Data entries for graphics:

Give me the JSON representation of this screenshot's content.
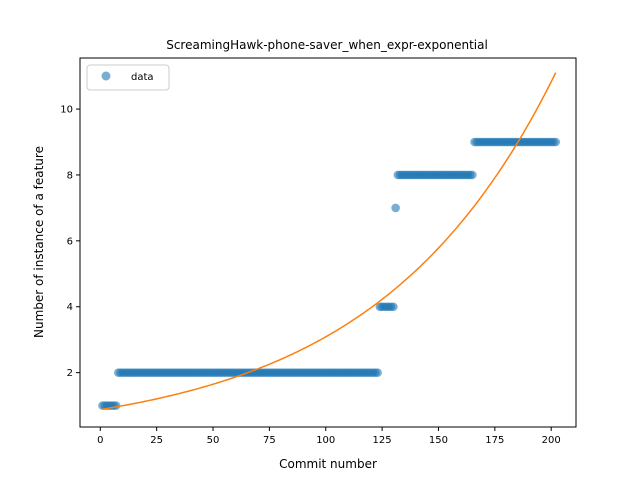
{
  "chart_data": {
    "type": "scatter",
    "title": "ScreamingHawk-phone-saver_when_expr-exponential",
    "xlabel": "Commit number",
    "ylabel": "Number of instance of a feature",
    "xlim": [
      -9,
      211
    ],
    "ylim": [
      0.35,
      11.55
    ],
    "xticks": [
      0,
      25,
      50,
      75,
      100,
      125,
      150,
      175,
      200
    ],
    "yticks": [
      2,
      4,
      6,
      8,
      10
    ],
    "grid": false,
    "legend": {
      "placement": "top-left",
      "entries": [
        "data"
      ]
    },
    "colors": {
      "data": "#1f77b4",
      "fit": "#ff7f0e"
    },
    "series": [
      {
        "name": "data",
        "kind": "scatter",
        "runs": [
          {
            "x_start": 1,
            "x_end": 7,
            "y": 1
          },
          {
            "x_start": 8,
            "x_end": 123,
            "y": 2
          },
          {
            "x_start": 124,
            "x_end": 130,
            "y": 4
          },
          {
            "x_start": 131,
            "x_end": 131,
            "y": 7
          },
          {
            "x_start": 132,
            "x_end": 165,
            "y": 8
          },
          {
            "x_start": 166,
            "x_end": 202,
            "y": 9
          }
        ]
      },
      {
        "name": "",
        "kind": "line",
        "model": "exponential",
        "a": 0.88,
        "b": 0.01255,
        "x_range": [
          1,
          202
        ]
      }
    ]
  }
}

What to work on: Please transcribe the material above exactly as written. Leave the pictures out.

Result below:
Give me the JSON representation of this screenshot's content.
{
  "chart_data": {
    "type": "scatter",
    "title": "ScreamingHawk-phone-saver_when_expr-exponential",
    "xlabel": "Commit number",
    "ylabel": "Number of instance of a feature",
    "xlim": [
      -9,
      211
    ],
    "ylim": [
      0.35,
      11.55
    ],
    "xticks": [
      0,
      25,
      50,
      75,
      100,
      125,
      150,
      175,
      200
    ],
    "yticks": [
      2,
      4,
      6,
      8,
      10
    ],
    "grid": false,
    "legend": {
      "placement": "top-left",
      "entries": [
        "data"
      ]
    },
    "colors": {
      "data": "#1f77b4",
      "fit": "#ff7f0e"
    },
    "series": [
      {
        "name": "data",
        "kind": "scatter",
        "runs": [
          {
            "x_start": 1,
            "x_end": 7,
            "y": 1
          },
          {
            "x_start": 8,
            "x_end": 123,
            "y": 2
          },
          {
            "x_start": 124,
            "x_end": 130,
            "y": 4
          },
          {
            "x_start": 131,
            "x_end": 131,
            "y": 7
          },
          {
            "x_start": 132,
            "x_end": 165,
            "y": 8
          },
          {
            "x_start": 166,
            "x_end": 202,
            "y": 9
          }
        ]
      },
      {
        "name": "",
        "kind": "line",
        "model": "exponential",
        "a": 0.88,
        "b": 0.01255,
        "x_range": [
          1,
          202
        ]
      }
    ]
  }
}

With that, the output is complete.